> [WHAT TO DO]: Filter the records below for the word "coloured". Copy each line that holds it.

> [DATA]:
* * * * * * * * *

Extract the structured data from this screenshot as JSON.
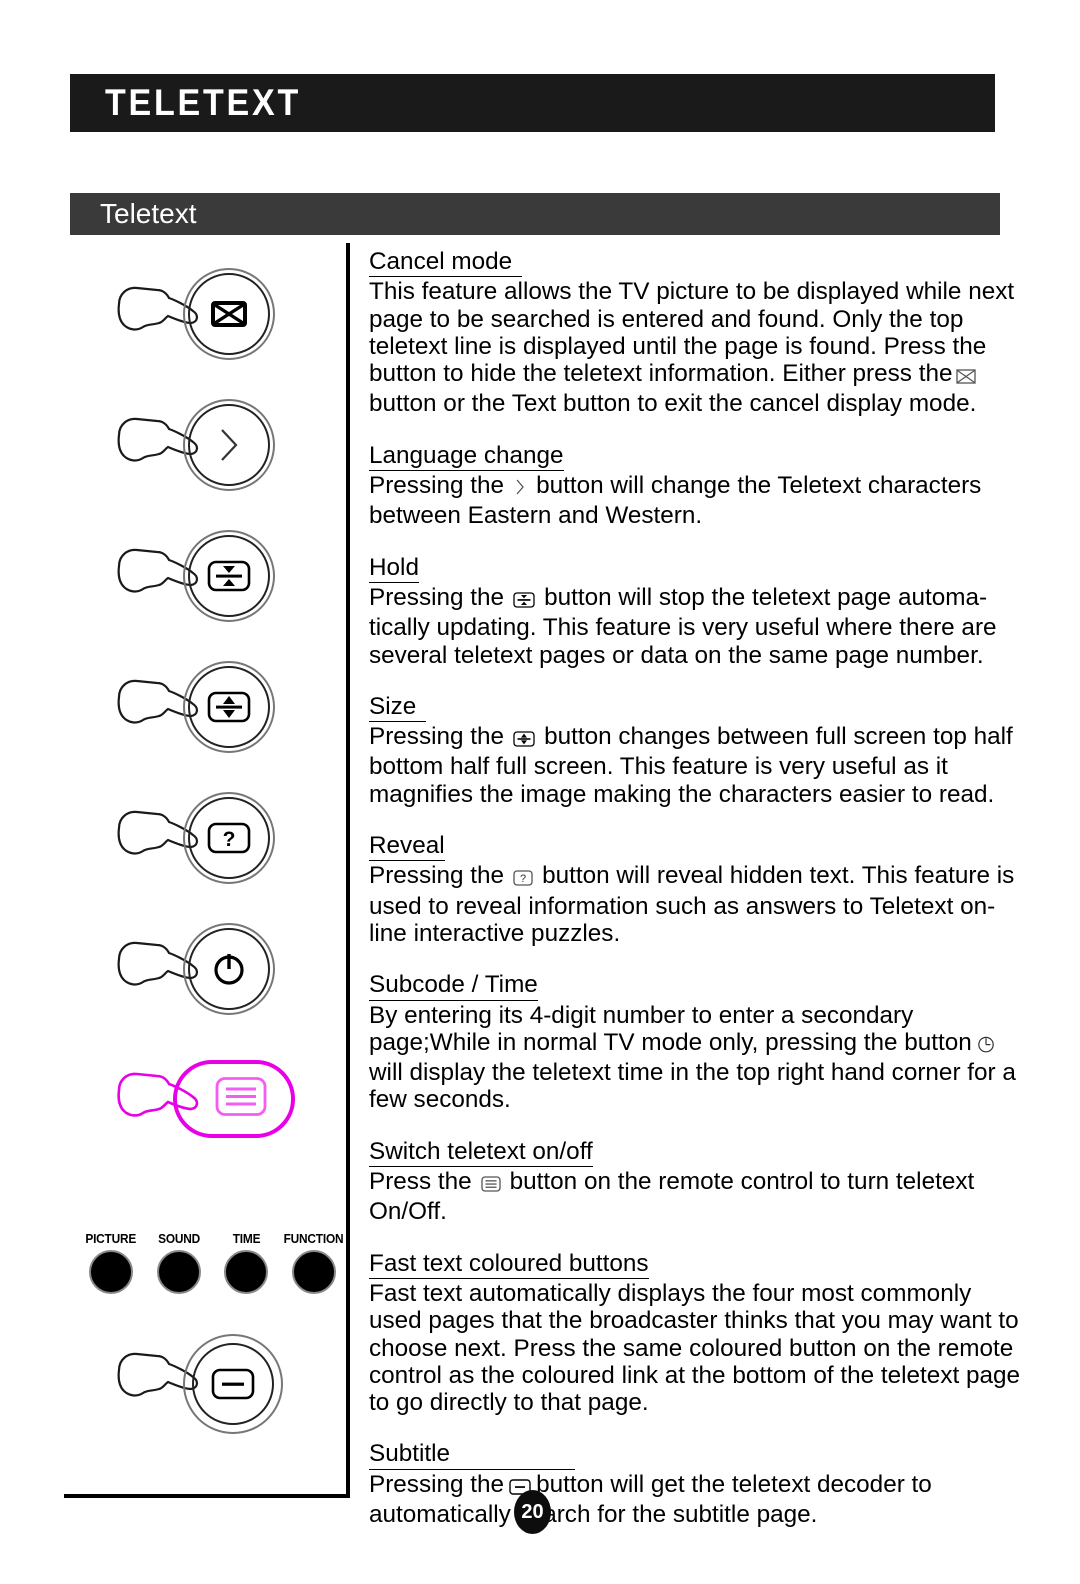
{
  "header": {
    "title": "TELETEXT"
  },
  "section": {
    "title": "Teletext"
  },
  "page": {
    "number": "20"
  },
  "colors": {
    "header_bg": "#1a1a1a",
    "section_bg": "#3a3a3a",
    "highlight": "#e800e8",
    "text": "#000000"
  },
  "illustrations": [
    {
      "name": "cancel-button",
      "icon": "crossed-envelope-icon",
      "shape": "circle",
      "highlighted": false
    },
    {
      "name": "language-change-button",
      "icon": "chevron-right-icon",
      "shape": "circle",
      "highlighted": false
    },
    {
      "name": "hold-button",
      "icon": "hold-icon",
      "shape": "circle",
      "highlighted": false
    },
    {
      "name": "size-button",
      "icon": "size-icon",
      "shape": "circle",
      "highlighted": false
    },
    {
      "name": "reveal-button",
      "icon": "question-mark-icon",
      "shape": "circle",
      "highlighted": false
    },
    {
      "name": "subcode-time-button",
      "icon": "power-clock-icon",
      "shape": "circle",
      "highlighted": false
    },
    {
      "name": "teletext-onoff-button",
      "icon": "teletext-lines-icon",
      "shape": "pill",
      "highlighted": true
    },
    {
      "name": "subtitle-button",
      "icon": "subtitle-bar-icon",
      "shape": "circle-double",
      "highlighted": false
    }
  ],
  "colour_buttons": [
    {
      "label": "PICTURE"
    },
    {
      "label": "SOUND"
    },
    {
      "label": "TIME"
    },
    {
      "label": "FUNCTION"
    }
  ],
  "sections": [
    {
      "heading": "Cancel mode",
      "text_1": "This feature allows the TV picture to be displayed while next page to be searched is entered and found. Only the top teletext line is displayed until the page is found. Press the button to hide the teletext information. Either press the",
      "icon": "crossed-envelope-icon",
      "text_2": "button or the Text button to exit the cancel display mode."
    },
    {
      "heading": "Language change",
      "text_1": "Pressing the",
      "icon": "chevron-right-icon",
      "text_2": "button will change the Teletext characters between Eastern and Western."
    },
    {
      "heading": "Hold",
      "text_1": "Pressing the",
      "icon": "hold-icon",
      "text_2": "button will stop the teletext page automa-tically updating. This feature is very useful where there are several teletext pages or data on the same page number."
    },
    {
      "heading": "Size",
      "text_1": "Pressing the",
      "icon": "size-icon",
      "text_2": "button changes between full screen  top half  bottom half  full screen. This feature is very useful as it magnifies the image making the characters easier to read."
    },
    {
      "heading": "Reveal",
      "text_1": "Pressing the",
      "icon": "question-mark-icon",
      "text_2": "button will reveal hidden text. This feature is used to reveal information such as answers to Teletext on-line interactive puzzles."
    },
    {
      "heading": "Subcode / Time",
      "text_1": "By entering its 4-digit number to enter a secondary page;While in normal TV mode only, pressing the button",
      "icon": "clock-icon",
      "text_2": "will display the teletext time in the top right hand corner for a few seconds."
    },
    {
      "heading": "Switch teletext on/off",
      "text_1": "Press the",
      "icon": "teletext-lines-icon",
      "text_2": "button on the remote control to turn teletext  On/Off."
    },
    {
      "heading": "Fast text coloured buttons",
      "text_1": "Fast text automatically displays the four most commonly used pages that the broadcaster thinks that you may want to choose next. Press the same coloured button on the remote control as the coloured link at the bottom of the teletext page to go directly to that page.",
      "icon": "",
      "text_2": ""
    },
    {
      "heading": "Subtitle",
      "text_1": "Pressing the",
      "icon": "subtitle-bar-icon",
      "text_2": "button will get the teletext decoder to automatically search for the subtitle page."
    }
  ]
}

* * * * * * * * *

> [RESULT OF THE EXERCISE]:
      "heading": "Fast text coloured buttons",
      "text_1": "Fast text automatically displays the four most commonly used pages that the broadcaster thinks that you may want to choose next. Press the same coloured button on the remote control as the coloured link at the bottom of the teletext page to go directly to that page.",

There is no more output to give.